Search the data for the word "Enterprise". Reproduce every line where it is found.

» Dataset items
-.-.-
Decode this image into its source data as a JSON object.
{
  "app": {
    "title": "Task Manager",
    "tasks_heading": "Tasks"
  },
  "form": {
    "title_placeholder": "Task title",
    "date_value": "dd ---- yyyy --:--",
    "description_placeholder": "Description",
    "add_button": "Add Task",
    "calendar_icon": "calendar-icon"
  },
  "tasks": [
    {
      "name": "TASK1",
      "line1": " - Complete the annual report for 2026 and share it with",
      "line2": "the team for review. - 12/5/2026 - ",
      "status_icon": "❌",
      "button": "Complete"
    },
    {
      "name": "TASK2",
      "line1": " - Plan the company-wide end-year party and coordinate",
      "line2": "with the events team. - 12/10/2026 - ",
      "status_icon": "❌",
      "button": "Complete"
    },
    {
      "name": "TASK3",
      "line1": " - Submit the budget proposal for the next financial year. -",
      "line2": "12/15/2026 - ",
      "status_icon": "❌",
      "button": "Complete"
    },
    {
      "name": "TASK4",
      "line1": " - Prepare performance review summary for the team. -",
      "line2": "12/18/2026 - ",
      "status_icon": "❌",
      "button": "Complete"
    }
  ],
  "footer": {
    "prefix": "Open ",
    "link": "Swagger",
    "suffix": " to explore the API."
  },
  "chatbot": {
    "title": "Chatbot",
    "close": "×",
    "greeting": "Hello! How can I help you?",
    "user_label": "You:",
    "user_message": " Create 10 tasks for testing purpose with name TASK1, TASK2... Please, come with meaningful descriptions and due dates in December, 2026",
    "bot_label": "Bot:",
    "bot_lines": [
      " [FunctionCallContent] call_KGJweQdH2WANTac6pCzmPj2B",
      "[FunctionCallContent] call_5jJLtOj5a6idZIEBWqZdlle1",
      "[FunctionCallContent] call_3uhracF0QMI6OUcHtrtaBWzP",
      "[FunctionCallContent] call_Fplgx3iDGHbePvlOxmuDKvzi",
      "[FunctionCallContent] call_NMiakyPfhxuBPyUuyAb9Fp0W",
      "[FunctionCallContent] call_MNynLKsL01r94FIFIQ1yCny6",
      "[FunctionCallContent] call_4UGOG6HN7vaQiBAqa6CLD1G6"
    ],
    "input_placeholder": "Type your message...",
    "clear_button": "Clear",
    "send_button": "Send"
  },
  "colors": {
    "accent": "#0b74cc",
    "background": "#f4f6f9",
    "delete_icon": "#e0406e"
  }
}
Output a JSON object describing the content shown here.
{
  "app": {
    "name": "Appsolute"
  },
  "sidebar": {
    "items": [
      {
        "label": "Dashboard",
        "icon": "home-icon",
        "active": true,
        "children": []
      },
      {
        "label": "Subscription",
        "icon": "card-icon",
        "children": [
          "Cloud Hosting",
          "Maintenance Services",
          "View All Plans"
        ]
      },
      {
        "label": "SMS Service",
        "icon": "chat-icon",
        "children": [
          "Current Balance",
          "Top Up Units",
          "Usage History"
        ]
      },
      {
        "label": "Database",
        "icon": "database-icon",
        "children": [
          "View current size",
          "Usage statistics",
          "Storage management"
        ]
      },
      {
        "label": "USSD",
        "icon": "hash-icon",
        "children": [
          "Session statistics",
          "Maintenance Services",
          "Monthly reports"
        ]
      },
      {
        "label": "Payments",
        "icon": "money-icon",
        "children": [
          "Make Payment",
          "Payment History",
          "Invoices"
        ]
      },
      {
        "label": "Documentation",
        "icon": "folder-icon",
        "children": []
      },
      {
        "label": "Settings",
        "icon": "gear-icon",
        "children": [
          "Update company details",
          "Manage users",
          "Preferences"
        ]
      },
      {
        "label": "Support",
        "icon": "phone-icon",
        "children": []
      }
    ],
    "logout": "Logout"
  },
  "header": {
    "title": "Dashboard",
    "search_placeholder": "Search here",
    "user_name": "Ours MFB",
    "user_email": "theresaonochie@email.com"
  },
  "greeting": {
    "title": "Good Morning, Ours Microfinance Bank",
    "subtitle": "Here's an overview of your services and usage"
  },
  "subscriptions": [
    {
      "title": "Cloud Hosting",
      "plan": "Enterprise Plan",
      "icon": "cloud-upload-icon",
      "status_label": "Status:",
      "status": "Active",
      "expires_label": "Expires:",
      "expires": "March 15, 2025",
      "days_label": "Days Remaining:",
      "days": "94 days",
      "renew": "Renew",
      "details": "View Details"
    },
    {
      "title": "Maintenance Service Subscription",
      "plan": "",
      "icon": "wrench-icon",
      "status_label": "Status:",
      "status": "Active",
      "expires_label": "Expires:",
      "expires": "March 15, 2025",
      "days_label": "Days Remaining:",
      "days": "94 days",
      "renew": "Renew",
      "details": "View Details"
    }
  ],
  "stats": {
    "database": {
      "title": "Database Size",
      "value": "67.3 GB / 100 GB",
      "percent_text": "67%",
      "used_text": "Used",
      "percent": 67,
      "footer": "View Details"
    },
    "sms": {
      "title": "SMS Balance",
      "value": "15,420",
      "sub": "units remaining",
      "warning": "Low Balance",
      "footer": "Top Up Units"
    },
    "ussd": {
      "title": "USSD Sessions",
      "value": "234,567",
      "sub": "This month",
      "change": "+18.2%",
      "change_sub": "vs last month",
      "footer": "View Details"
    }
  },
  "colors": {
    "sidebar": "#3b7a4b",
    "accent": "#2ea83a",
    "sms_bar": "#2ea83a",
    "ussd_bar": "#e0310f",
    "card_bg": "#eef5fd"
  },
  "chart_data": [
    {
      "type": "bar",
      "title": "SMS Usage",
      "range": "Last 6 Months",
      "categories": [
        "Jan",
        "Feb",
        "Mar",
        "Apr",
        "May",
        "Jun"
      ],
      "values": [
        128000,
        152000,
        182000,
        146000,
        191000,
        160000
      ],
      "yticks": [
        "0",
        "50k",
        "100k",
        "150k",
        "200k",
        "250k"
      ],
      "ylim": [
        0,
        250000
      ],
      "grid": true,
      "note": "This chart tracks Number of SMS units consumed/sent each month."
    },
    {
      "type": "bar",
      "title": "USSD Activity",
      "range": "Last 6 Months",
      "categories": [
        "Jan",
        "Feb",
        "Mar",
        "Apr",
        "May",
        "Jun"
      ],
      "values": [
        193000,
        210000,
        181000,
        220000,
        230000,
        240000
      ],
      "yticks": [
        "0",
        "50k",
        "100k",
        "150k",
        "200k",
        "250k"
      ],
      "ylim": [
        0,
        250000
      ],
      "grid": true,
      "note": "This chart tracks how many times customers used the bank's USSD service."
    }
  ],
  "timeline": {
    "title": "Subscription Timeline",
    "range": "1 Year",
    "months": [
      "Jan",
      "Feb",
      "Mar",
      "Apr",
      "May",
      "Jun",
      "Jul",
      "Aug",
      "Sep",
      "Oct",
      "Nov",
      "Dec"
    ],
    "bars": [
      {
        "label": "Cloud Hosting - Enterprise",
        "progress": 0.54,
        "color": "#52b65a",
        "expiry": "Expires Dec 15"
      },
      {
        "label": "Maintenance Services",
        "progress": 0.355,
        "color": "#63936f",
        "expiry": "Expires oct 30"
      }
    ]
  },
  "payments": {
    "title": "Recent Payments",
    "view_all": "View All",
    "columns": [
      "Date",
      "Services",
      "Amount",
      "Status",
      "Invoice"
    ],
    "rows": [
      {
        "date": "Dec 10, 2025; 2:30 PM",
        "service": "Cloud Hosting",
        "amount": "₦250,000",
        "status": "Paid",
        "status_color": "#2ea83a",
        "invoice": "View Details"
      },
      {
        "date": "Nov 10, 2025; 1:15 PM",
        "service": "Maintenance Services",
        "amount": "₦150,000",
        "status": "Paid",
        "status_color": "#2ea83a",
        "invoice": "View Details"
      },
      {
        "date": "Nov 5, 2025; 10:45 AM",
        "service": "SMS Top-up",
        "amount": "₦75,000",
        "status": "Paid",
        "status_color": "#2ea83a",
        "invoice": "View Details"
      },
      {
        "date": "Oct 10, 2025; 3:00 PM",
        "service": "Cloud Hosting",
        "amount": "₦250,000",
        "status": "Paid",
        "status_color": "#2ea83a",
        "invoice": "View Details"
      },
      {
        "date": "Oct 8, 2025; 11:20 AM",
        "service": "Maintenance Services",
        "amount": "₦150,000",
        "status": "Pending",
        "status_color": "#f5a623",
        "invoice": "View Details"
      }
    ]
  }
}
-.-.-
» The result
      "plan": "Enterprise Plan",
        "label": "Cloud Hosting - Enterprise",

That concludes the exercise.